* _What is asked_
Repeat the entire listing exactly.

[start Working data]

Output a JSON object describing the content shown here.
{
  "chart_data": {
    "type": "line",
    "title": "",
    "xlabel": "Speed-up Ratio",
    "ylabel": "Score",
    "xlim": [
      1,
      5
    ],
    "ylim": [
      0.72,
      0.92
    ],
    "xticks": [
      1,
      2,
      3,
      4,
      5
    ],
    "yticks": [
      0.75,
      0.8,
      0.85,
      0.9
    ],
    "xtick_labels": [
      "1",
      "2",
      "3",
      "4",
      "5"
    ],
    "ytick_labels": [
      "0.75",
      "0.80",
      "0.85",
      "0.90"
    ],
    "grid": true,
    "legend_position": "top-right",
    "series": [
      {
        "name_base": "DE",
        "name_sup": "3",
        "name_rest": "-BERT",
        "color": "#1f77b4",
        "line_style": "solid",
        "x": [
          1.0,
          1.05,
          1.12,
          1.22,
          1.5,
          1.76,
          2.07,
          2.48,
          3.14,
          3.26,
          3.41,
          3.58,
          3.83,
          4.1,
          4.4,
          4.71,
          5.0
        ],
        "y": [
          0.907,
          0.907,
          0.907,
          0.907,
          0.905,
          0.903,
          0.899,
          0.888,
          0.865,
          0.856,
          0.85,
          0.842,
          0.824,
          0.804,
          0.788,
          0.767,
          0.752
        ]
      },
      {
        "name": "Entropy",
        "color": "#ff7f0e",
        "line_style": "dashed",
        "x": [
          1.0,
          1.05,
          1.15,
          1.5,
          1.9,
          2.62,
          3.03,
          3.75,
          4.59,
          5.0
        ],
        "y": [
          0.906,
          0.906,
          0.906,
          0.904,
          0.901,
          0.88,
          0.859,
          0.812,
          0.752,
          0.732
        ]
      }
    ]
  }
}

[end Working data]

* _Response to this task_
Output a JSON object describing the content shown here.
{
  "chart_data": {
    "type": "line",
    "title": "",
    "xlabel": "Speed-up Ratio",
    "ylabel": "Score",
    "xlim": [
      1,
      5
    ],
    "ylim": [
      0.72,
      0.92
    ],
    "xticks": [
      1,
      2,
      3,
      4,
      5
    ],
    "yticks": [
      0.75,
      0.8,
      0.85,
      0.9
    ],
    "xtick_labels": [
      "1",
      "2",
      "3",
      "4",
      "5"
    ],
    "ytick_labels": [
      "0.75",
      "0.80",
      "0.85",
      "0.90"
    ],
    "grid": true,
    "legend_position": "top-right",
    "series": [
      {
        "name_base": "DE",
        "name_sup": "3",
        "name_rest": "-BERT",
        "color": "#1f77b4",
        "line_style": "solid",
        "x": [
          1.0,
          1.05,
          1.12,
          1.22,
          1.5,
          1.76,
          2.07,
          2.48,
          3.14,
          3.26,
          3.41,
          3.58,
          3.83,
          4.1,
          4.4,
          4.71,
          5.0
        ],
        "y": [
          0.907,
          0.907,
          0.907,
          0.907,
          0.905,
          0.903,
          0.899,
          0.888,
          0.865,
          0.856,
          0.85,
          0.842,
          0.824,
          0.804,
          0.788,
          0.767,
          0.752
        ]
      },
      {
        "name": "Entropy",
        "color": "#ff7f0e",
        "line_style": "dashed",
        "x": [
          1.0,
          1.05,
          1.15,
          1.5,
          1.9,
          2.62,
          3.03,
          3.75,
          4.59,
          5.0
        ],
        "y": [
          0.906,
          0.906,
          0.906,
          0.904,
          0.901,
          0.88,
          0.859,
          0.812,
          0.752,
          0.732
        ]
      }
    ]
  }
}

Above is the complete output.